# [Dataset records]

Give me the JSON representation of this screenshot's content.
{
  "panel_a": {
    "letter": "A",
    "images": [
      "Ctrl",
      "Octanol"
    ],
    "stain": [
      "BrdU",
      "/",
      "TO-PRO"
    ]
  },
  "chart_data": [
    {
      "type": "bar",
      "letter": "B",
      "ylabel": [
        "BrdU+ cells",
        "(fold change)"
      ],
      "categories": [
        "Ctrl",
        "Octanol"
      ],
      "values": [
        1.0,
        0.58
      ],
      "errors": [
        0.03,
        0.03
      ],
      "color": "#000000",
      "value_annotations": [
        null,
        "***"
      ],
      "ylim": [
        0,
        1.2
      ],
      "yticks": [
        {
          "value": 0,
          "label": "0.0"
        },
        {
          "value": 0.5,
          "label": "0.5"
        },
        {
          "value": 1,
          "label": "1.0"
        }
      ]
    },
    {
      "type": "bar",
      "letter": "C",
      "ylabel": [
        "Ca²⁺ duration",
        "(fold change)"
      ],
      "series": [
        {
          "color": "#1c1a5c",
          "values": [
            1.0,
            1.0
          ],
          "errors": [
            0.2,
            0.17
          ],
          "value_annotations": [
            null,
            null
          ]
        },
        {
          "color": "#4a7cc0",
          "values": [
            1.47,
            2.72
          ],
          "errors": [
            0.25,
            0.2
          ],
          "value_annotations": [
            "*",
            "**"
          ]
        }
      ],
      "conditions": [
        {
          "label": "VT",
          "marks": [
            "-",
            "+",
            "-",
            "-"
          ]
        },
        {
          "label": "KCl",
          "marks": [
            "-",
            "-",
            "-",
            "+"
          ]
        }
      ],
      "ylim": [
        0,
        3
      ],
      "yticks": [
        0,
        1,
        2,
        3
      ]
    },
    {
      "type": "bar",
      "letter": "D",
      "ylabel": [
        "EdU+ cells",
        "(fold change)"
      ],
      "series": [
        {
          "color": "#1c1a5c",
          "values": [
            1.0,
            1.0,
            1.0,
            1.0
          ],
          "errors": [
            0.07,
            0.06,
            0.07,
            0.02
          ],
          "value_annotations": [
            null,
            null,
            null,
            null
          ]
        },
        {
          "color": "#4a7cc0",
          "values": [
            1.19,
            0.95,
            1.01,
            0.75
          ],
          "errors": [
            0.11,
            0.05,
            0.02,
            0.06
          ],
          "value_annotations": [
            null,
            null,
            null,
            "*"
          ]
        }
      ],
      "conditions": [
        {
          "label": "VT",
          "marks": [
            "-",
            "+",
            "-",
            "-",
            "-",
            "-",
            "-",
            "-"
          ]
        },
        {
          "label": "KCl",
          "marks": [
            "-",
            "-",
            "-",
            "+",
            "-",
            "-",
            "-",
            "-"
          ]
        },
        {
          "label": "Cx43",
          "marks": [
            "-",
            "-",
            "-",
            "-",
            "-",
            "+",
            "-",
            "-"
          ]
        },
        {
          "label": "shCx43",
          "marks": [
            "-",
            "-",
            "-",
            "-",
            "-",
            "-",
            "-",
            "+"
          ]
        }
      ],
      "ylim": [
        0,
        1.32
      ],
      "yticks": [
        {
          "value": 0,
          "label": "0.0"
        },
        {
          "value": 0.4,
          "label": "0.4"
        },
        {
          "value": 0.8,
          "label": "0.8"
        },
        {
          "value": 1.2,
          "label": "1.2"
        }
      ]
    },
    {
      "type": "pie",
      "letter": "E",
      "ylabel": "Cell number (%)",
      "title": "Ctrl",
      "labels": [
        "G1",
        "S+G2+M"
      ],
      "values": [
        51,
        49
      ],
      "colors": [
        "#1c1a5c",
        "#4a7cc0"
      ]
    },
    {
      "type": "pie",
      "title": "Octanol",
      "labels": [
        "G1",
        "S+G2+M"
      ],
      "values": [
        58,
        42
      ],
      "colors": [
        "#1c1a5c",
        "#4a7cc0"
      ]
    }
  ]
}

# [Task directions]
The entries above must be written out again exactly as they are.

# [Result of the exercise]
Give me the JSON representation of this screenshot's content.
{
  "panel_a": {
    "letter": "A",
    "images": [
      "Ctrl",
      "Octanol"
    ],
    "stain": [
      "BrdU",
      "/",
      "TO-PRO"
    ]
  },
  "chart_data": [
    {
      "type": "bar",
      "letter": "B",
      "ylabel": [
        "BrdU+ cells",
        "(fold change)"
      ],
      "categories": [
        "Ctrl",
        "Octanol"
      ],
      "values": [
        1.0,
        0.58
      ],
      "errors": [
        0.03,
        0.03
      ],
      "color": "#000000",
      "value_annotations": [
        null,
        "***"
      ],
      "ylim": [
        0,
        1.2
      ],
      "yticks": [
        {
          "value": 0,
          "label": "0.0"
        },
        {
          "value": 0.5,
          "label": "0.5"
        },
        {
          "value": 1,
          "label": "1.0"
        }
      ]
    },
    {
      "type": "bar",
      "letter": "C",
      "ylabel": [
        "Ca²⁺ duration",
        "(fold change)"
      ],
      "series": [
        {
          "color": "#1c1a5c",
          "values": [
            1.0,
            1.0
          ],
          "errors": [
            0.2,
            0.17
          ],
          "value_annotations": [
            null,
            null
          ]
        },
        {
          "color": "#4a7cc0",
          "values": [
            1.47,
            2.72
          ],
          "errors": [
            0.25,
            0.2
          ],
          "value_annotations": [
            "*",
            "**"
          ]
        }
      ],
      "conditions": [
        {
          "label": "VT",
          "marks": [
            "-",
            "+",
            "-",
            "-"
          ]
        },
        {
          "label": "KCl",
          "marks": [
            "-",
            "-",
            "-",
            "+"
          ]
        }
      ],
      "ylim": [
        0,
        3
      ],
      "yticks": [
        0,
        1,
        2,
        3
      ]
    },
    {
      "type": "bar",
      "letter": "D",
      "ylabel": [
        "EdU+ cells",
        "(fold change)"
      ],
      "series": [
        {
          "color": "#1c1a5c",
          "values": [
            1.0,
            1.0,
            1.0,
            1.0
          ],
          "errors": [
            0.07,
            0.06,
            0.07,
            0.02
          ],
          "value_annotations": [
            null,
            null,
            null,
            null
          ]
        },
        {
          "color": "#4a7cc0",
          "values": [
            1.19,
            0.95,
            1.01,
            0.75
          ],
          "errors": [
            0.11,
            0.05,
            0.02,
            0.06
          ],
          "value_annotations": [
            null,
            null,
            null,
            "*"
          ]
        }
      ],
      "conditions": [
        {
          "label": "VT",
          "marks": [
            "-",
            "+",
            "-",
            "-",
            "-",
            "-",
            "-",
            "-"
          ]
        },
        {
          "label": "KCl",
          "marks": [
            "-",
            "-",
            "-",
            "+",
            "-",
            "-",
            "-",
            "-"
          ]
        },
        {
          "label": "Cx43",
          "marks": [
            "-",
            "-",
            "-",
            "-",
            "-",
            "+",
            "-",
            "-"
          ]
        },
        {
          "label": "shCx43",
          "marks": [
            "-",
            "-",
            "-",
            "-",
            "-",
            "-",
            "-",
            "+"
          ]
        }
      ],
      "ylim": [
        0,
        1.32
      ],
      "yticks": [
        {
          "value": 0,
          "label": "0.0"
        },
        {
          "value": 0.4,
          "label": "0.4"
        },
        {
          "value": 0.8,
          "label": "0.8"
        },
        {
          "value": 1.2,
          "label": "1.2"
        }
      ]
    },
    {
      "type": "pie",
      "letter": "E",
      "ylabel": "Cell number (%)",
      "title": "Ctrl",
      "labels": [
        "G1",
        "S+G2+M"
      ],
      "values": [
        51,
        49
      ],
      "colors": [
        "#1c1a5c",
        "#4a7cc0"
      ]
    },
    {
      "type": "pie",
      "title": "Octanol",
      "labels": [
        "G1",
        "S+G2+M"
      ],
      "values": [
        58,
        42
      ],
      "colors": [
        "#1c1a5c",
        "#4a7cc0"
      ]
    }
  ]
}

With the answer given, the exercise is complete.